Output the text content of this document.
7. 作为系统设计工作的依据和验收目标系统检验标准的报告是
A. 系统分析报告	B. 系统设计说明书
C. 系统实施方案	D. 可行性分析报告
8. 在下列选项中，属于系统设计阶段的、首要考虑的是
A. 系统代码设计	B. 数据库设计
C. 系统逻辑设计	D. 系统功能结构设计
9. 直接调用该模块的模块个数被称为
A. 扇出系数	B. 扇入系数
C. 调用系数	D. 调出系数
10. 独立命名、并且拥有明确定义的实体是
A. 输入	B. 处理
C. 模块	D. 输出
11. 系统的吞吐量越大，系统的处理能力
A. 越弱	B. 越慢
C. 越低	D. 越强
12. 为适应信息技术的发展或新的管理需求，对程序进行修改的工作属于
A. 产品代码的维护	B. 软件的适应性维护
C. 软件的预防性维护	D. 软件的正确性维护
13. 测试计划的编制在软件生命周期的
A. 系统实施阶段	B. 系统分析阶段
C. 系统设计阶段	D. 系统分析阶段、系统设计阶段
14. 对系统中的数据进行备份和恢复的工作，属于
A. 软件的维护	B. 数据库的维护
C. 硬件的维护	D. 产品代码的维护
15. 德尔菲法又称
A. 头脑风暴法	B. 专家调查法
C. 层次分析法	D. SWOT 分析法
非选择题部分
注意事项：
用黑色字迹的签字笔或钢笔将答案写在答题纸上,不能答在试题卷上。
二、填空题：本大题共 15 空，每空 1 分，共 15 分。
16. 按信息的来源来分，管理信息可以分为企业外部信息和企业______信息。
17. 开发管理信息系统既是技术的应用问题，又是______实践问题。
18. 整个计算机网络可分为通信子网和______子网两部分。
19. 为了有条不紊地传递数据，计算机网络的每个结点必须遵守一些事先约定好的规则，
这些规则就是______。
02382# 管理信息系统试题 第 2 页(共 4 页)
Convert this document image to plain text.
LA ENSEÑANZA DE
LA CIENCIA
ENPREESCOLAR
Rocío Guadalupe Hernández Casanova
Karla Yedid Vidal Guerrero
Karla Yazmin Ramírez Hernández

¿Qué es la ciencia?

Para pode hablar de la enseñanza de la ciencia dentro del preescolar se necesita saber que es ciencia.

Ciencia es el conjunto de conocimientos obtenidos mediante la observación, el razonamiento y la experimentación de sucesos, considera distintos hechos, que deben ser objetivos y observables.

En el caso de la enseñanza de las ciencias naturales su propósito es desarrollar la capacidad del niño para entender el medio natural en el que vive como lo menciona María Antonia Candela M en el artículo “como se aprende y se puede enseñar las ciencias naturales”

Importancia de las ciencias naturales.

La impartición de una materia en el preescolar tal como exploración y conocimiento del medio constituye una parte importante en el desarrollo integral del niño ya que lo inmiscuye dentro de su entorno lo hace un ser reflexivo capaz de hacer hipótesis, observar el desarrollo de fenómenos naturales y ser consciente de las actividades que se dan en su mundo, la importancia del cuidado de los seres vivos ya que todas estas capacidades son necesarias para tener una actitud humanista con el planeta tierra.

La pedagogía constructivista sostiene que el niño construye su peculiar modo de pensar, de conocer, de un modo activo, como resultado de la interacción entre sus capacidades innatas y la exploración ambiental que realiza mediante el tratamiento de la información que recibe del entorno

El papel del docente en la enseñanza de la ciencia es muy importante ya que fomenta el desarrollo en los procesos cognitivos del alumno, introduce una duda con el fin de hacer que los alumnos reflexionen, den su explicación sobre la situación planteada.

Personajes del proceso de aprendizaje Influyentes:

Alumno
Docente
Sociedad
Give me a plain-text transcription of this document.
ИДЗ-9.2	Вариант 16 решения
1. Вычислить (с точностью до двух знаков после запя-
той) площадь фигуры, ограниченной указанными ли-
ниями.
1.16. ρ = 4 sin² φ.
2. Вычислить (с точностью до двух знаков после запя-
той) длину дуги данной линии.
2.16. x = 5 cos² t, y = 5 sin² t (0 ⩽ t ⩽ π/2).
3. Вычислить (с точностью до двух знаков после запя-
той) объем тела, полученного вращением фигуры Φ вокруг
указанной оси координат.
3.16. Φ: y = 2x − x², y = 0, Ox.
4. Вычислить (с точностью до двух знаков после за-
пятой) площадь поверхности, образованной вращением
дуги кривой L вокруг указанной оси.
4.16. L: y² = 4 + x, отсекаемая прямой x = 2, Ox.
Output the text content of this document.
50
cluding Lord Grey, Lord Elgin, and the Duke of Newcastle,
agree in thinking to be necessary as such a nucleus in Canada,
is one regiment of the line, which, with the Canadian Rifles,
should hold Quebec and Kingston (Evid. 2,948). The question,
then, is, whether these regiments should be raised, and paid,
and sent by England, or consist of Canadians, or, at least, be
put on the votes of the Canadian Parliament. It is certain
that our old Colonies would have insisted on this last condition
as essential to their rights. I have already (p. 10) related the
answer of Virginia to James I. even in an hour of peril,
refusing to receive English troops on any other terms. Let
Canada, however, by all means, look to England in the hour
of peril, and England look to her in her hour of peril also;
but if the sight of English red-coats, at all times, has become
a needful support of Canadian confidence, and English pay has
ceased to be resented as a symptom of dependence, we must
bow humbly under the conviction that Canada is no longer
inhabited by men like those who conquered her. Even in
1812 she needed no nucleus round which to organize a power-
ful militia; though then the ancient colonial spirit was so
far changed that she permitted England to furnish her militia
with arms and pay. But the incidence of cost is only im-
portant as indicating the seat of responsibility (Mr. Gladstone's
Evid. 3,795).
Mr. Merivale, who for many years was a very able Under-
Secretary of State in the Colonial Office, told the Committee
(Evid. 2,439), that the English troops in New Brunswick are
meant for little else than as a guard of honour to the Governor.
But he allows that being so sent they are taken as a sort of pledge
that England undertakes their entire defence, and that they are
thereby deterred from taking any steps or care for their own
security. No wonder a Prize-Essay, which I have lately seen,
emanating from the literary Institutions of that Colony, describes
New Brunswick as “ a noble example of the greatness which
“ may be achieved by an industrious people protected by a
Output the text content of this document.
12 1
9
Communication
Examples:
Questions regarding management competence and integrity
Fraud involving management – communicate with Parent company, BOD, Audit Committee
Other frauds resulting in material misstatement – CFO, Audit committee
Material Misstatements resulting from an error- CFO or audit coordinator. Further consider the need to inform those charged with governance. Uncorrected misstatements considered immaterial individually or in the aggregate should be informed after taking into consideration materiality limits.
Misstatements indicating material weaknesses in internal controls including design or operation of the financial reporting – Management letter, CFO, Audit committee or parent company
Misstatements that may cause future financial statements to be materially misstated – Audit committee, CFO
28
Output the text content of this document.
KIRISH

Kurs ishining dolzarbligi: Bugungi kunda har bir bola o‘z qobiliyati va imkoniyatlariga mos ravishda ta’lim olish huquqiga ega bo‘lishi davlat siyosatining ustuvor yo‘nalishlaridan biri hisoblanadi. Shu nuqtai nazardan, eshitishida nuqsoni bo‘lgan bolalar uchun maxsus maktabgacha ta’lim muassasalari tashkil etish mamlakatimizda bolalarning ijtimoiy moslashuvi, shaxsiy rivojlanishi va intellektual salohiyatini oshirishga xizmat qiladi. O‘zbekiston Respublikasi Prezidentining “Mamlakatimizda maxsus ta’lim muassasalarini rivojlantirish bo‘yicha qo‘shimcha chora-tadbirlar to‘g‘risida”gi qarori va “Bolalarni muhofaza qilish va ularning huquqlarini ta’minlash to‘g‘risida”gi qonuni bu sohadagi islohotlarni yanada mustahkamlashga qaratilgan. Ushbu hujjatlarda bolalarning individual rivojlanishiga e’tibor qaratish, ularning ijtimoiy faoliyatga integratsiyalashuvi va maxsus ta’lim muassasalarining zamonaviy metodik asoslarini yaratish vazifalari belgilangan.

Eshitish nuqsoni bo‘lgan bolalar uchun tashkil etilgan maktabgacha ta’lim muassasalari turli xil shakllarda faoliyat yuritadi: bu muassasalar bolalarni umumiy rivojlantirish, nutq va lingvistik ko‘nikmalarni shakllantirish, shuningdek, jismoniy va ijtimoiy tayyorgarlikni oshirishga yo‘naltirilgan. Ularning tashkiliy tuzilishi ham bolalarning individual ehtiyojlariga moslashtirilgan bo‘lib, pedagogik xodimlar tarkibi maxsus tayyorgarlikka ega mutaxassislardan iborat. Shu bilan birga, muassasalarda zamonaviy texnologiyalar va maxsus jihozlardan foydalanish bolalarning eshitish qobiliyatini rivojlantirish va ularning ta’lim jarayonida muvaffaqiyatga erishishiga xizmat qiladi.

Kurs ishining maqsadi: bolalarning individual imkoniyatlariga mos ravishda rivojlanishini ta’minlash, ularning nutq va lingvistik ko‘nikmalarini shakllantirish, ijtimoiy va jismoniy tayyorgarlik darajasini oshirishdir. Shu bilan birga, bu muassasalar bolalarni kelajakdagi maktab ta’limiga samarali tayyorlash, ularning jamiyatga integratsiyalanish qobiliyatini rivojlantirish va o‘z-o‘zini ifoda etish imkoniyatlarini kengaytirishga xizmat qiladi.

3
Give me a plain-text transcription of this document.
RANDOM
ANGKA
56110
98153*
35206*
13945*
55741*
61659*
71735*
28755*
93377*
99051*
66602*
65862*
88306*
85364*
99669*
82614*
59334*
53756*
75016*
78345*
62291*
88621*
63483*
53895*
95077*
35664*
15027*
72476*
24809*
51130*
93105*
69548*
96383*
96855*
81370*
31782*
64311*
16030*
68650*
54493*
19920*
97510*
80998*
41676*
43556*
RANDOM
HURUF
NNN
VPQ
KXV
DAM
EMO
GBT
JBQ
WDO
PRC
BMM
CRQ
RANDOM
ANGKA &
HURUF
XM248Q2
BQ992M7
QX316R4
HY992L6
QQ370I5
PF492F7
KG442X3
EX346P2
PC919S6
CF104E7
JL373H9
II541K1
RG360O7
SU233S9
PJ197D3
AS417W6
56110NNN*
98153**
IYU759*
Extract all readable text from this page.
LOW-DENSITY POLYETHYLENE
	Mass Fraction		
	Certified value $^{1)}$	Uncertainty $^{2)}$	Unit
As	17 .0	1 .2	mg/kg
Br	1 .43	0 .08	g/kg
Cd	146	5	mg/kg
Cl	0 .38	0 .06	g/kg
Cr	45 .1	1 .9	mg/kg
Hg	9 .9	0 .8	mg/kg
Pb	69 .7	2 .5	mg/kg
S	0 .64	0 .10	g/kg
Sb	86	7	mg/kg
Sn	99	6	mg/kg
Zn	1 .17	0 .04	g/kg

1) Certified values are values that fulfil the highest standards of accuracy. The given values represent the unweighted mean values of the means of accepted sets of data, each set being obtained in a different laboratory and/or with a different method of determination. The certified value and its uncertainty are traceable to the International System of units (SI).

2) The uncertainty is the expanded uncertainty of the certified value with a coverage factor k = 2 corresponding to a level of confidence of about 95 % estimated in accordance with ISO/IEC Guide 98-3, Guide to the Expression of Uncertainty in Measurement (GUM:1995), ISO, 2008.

◆ **Exercise prompt**:
Ascertain the number of lines in the entries that include the word "ularning", and report only that number.

◆ **Worked answer**:
3